» **REQUIREMENT**
Type out the complete listing below word for word, without its pictures.
[Start of RECORDS]
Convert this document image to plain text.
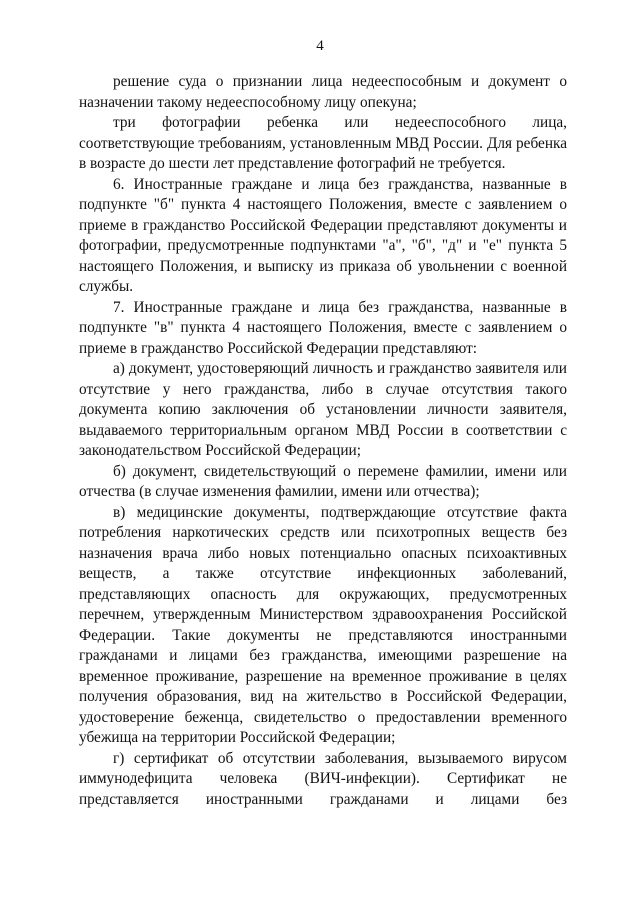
4

решение суда о признании лица недееспособным и документ о назначении такому недееспособному лицу опекуна;

три фотографии ребенка или недееспособного лица, соответствующие требованиям, установленным МВД России. Для ребенка в возрасте до шести лет представление фотографий не требуется.

6. Иностранные граждане и лица без гражданства, названные в подпункте "б" пункта 4 настоящего Положения, вместе с заявлением о приеме в гражданство Российской Федерации представляют документы и фотографии, предусмотренные подпунктами "а", "б", "д" и "е" пункта 5 настоящего Положения, и выписку из приказа об увольнении с военной службы.

7. Иностранные граждане и лица без гражданства, названные в подпункте "в" пункта 4 настоящего Положения, вместе с заявлением о приеме в гражданство Российской Федерации представляют:

а) документ, удостоверяющий личность и гражданство заявителя или отсутствие у него гражданства, либо в случае отсутствия такого документа копию заключения об установлении личности заявителя, выдаваемого территориальным органом МВД России в соответствии с законодательством Российской Федерации;

б) документ, свидетельствующий о перемене фамилии, имени или отчества (в случае изменения фамилии, имени или отчества);

в) медицинские документы, подтверждающие отсутствие факта потребления наркотических средств или психотропных веществ без назначения врача либо новых потенциально опасных психоактивных веществ, а также отсутствие инфекционных заболеваний, представляющих опасность для окружающих, предусмотренных перечнем, утвержденным Министерством здравоохранения Российской Федерации. Такие документы не представляются иностранными гражданами и лицами без гражданства, имеющими разрешение на временное проживание, разрешение на временное проживание в целях получения образования, вид на жительство в Российской Федерации, удостоверение беженца, свидетельство о предоставлении временного убежища на территории Российской Федерации;

г) сертификат об отсутствии заболевания, вызываемого вирусом иммунодефицита человека (ВИЧ-инфекции). Сертификат не представляется иностранными гражданами и лицами без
[End of RECORDS]
» **COMPLETE RESPONSE**
Convert this document image to plain text.
4

решение суда о признании лица недееспособным и документ о назначении такому недееспособному лицу опекуна;

три фотографии ребенка или недееспособного лица, соответствующие требованиям, установленным МВД России. Для ребенка в возрасте до шести лет представление фотографий не требуется.

6. Иностранные граждане и лица без гражданства, названные в подпункте "б" пункта 4 настоящего Положения, вместе с заявлением о приеме в гражданство Российской Федерации представляют документы и фотографии, предусмотренные подпунктами "а", "б", "д" и "е" пункта 5 настоящего Положения, и выписку из приказа об увольнении с военной службы.

7. Иностранные граждане и лица без гражданства, названные в подпункте "в" пункта 4 настоящего Положения, вместе с заявлением о приеме в гражданство Российской Федерации представляют:

а) документ, удостоверяющий личность и гражданство заявителя или отсутствие у него гражданства, либо в случае отсутствия такого документа копию заключения об установлении личности заявителя, выдаваемого территориальным органом МВД России в соответствии с законодательством Российской Федерации;

б) документ, свидетельствующий о перемене фамилии, имени или отчества (в случае изменения фамилии, имени или отчества);

в) медицинские документы, подтверждающие отсутствие факта потребления наркотических средств или психотропных веществ без назначения врача либо новых потенциально опасных психоактивных веществ, а также отсутствие инфекционных заболеваний, представляющих опасность для окружающих, предусмотренных перечнем, утвержденным Министерством здравоохранения Российской Федерации. Такие документы не представляются иностранными гражданами и лицами без гражданства, имеющими разрешение на временное проживание, разрешение на временное проживание в целях получения образования, вид на жительство в Российской Федерации, удостоверение беженца, свидетельство о предоставлении временного убежища на территории Российской Федерации;

г) сертификат об отсутствии заболевания, вызываемого вирусом иммунодефицита человека (ВИЧ-инфекции). Сертификат не представляется иностранными гражданами и лицами без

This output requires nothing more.